▶ PROBLEM: Leave out the pictures and repeat the data exactly.

▶ PROVIDED DATA:
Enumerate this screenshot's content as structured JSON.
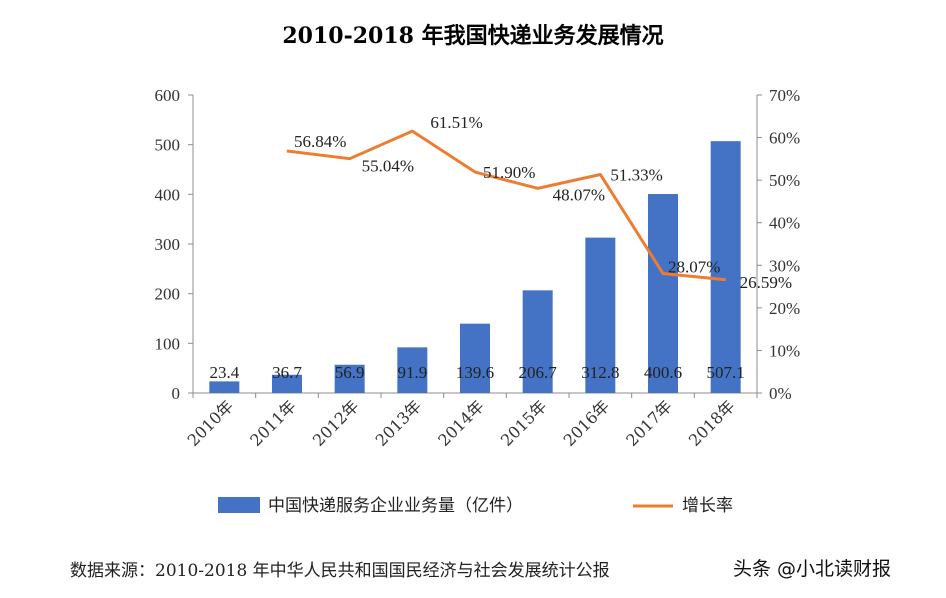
{
  "chart_data": {
    "type": "bar+line",
    "title": "2010-2018 年我国快递业务发展情况",
    "categories": [
      "2010年",
      "2011年",
      "2012年",
      "2013年",
      "2014年",
      "2015年",
      "2016年",
      "2017年",
      "2018年"
    ],
    "series": [
      {
        "name": "中国快递服务企业业务量（亿件）",
        "type": "bar",
        "axis": "left",
        "color": "#4472C4",
        "values": [
          23.4,
          36.7,
          56.9,
          91.9,
          139.6,
          206.7,
          312.8,
          400.6,
          507.1
        ],
        "labels": [
          "23.4",
          "36.7",
          "56.9",
          "91.9",
          "139.6",
          "206.7",
          "312.8",
          "400.6",
          "507.1"
        ]
      },
      {
        "name": "增长率",
        "type": "line",
        "axis": "right",
        "color": "#ED7D31",
        "values": [
          null,
          56.84,
          55.04,
          61.51,
          51.9,
          48.07,
          51.33,
          28.07,
          26.59
        ],
        "labels": [
          "",
          "56.84%",
          "55.04%",
          "61.51%",
          "51.90%",
          "48.07%",
          "51.33%",
          "28.07%",
          "26.59%"
        ]
      }
    ],
    "ylim_left": [
      0,
      600
    ],
    "yticks_left": [
      "0",
      "100",
      "200",
      "300",
      "400",
      "500",
      "600"
    ],
    "ylim_right": [
      0,
      70
    ],
    "yticks_right": [
      "0%",
      "10%",
      "20%",
      "30%",
      "40%",
      "50%",
      "60%",
      "70%"
    ],
    "grid": false,
    "legend_position": "bottom"
  },
  "source_text": "数据来源：2010-2018 年中华人民共和国国民经济与社会发展统计公报",
  "watermark_text": "头条 @小北读财报"
}
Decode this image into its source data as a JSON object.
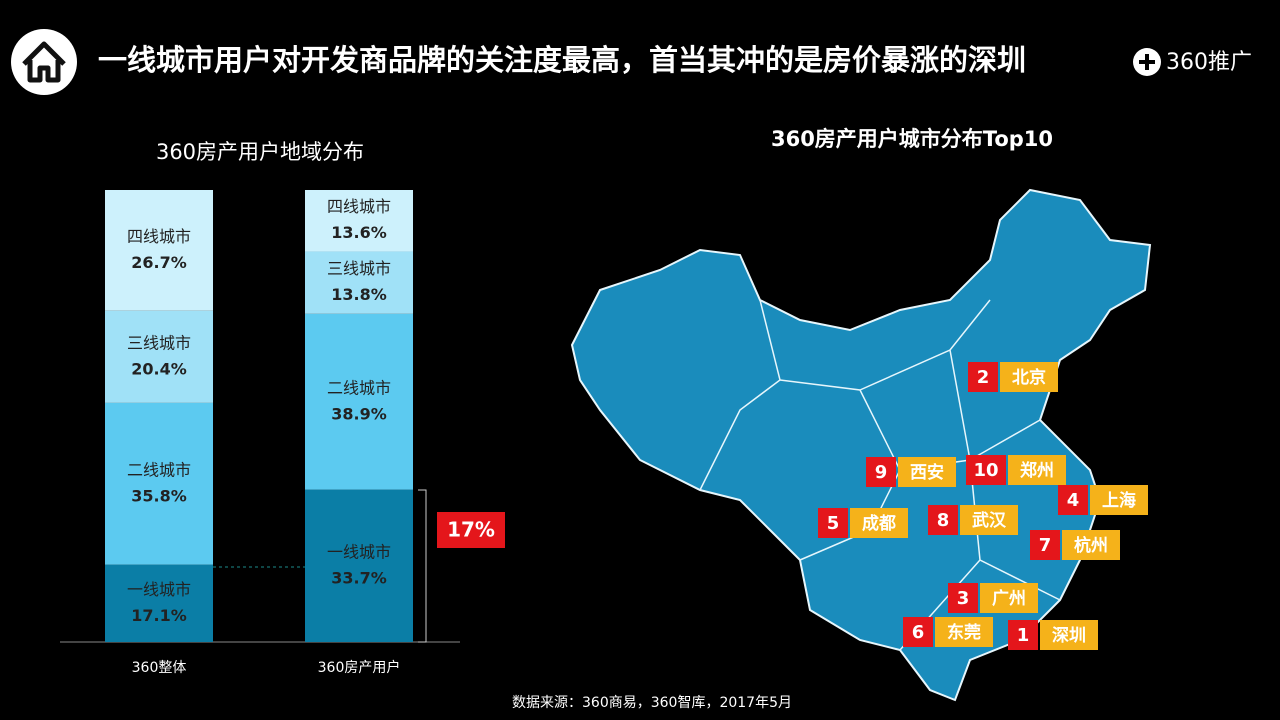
{
  "header": {
    "title": "一线城市用户对开发商品牌的关注度最高，首当其冲的是房价暴涨的深圳",
    "logo": "360推广"
  },
  "chart_data": {
    "type": "stacked_bar",
    "title": "360房产用户地域分布",
    "categories": [
      "360整体",
      "360房产用户"
    ],
    "ylim": [
      0,
      100
    ],
    "series": [
      {
        "name": "一线城市",
        "color": "#0b7ea6",
        "values": [
          17.1,
          33.7
        ],
        "value_labels": [
          "17.1%",
          "33.7%"
        ]
      },
      {
        "name": "二线城市",
        "color": "#5ccaf0",
        "values": [
          35.8,
          38.9
        ],
        "value_labels": [
          "35.8%",
          "38.9%"
        ]
      },
      {
        "name": "三线城市",
        "color": "#a0e1f7",
        "values": [
          20.4,
          13.8
        ],
        "value_labels": [
          "20.4%",
          "13.8%"
        ]
      },
      {
        "name": "四线城市",
        "color": "#cdf1fc",
        "values": [
          26.7,
          13.6
        ],
        "value_labels": [
          "26.7%",
          "13.6%"
        ]
      }
    ],
    "annotation": "17%"
  },
  "map": {
    "title": "360房产用户城市分布Top10",
    "cities": [
      {
        "rank": 2,
        "name": "北京"
      },
      {
        "rank": 9,
        "name": "西安"
      },
      {
        "rank": 10,
        "name": "郑州"
      },
      {
        "rank": 4,
        "name": "上海"
      },
      {
        "rank": 5,
        "name": "成都"
      },
      {
        "rank": 8,
        "name": "武汉"
      },
      {
        "rank": 7,
        "name": "杭州"
      },
      {
        "rank": 3,
        "name": "广州"
      },
      {
        "rank": 6,
        "name": "东莞"
      },
      {
        "rank": 1,
        "name": "深圳"
      }
    ]
  },
  "source": "数据来源：360商易，360智库，2017年5月"
}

▶ EXERCISE RESULT:
Enumerate this screenshot's content as structured JSON.
{
  "chart_data": {
    "type": "bar+line",
    "title": "2010-2018 年我国快递业务发展情况",
    "categories": [
      "2010年",
      "2011年",
      "2012年",
      "2013年",
      "2014年",
      "2015年",
      "2016年",
      "2017年",
      "2018年"
    ],
    "series": [
      {
        "name": "中国快递服务企业业务量（亿件）",
        "type": "bar",
        "axis": "left",
        "color": "#4472C4",
        "values": [
          23.4,
          36.7,
          56.9,
          91.9,
          139.6,
          206.7,
          312.8,
          400.6,
          507.1
        ],
        "labels": [
          "23.4",
          "36.7",
          "56.9",
          "91.9",
          "139.6",
          "206.7",
          "312.8",
          "400.6",
          "507.1"
        ]
      },
      {
        "name": "增长率",
        "type": "line",
        "axis": "right",
        "color": "#ED7D31",
        "values": [
          null,
          56.84,
          55.04,
          61.51,
          51.9,
          48.07,
          51.33,
          28.07,
          26.59
        ],
        "labels": [
          "",
          "56.84%",
          "55.04%",
          "61.51%",
          "51.90%",
          "48.07%",
          "51.33%",
          "28.07%",
          "26.59%"
        ]
      }
    ],
    "ylim_left": [
      0,
      600
    ],
    "yticks_left": [
      "0",
      "100",
      "200",
      "300",
      "400",
      "500",
      "600"
    ],
    "ylim_right": [
      0,
      70
    ],
    "yticks_right": [
      "0%",
      "10%",
      "20%",
      "30%",
      "40%",
      "50%",
      "60%",
      "70%"
    ],
    "grid": false,
    "legend_position": "bottom"
  },
  "source_text": "数据来源：2010-2018 年中华人民共和国国民经济与社会发展统计公报",
  "watermark_text": "头条 @小北读财报"
}
Decode this image into its source data as a JSON object.
{
  "header": {
    "title": "一线城市用户对开发商品牌的关注度最高，首当其冲的是房价暴涨的深圳",
    "logo": "360推广"
  },
  "chart_data": {
    "type": "stacked_bar",
    "title": "360房产用户地域分布",
    "categories": [
      "360整体",
      "360房产用户"
    ],
    "ylim": [
      0,
      100
    ],
    "series": [
      {
        "name": "一线城市",
        "color": "#0b7ea6",
        "values": [
          17.1,
          33.7
        ],
        "value_labels": [
          "17.1%",
          "33.7%"
        ]
      },
      {
        "name": "二线城市",
        "color": "#5ccaf0",
        "values": [
          35.8,
          38.9
        ],
        "value_labels": [
          "35.8%",
          "38.9%"
        ]
      },
      {
        "name": "三线城市",
        "color": "#a0e1f7",
        "values": [
          20.4,
          13.8
        ],
        "value_labels": [
          "20.4%",
          "13.8%"
        ]
      },
      {
        "name": "四线城市",
        "color": "#cdf1fc",
        "values": [
          26.7,
          13.6
        ],
        "value_labels": [
          "26.7%",
          "13.6%"
        ]
      }
    ],
    "annotation": "17%"
  },
  "map": {
    "title": "360房产用户城市分布Top10",
    "cities": [
      {
        "rank": 2,
        "name": "北京"
      },
      {
        "rank": 9,
        "name": "西安"
      },
      {
        "rank": 10,
        "name": "郑州"
      },
      {
        "rank": 4,
        "name": "上海"
      },
      {
        "rank": 5,
        "name": "成都"
      },
      {
        "rank": 8,
        "name": "武汉"
      },
      {
        "rank": 7,
        "name": "杭州"
      },
      {
        "rank": 3,
        "name": "广州"
      },
      {
        "rank": 6,
        "name": "东莞"
      },
      {
        "rank": 1,
        "name": "深圳"
      }
    ]
  },
  "source": "数据来源：360商易，360智库，2017年5月"
}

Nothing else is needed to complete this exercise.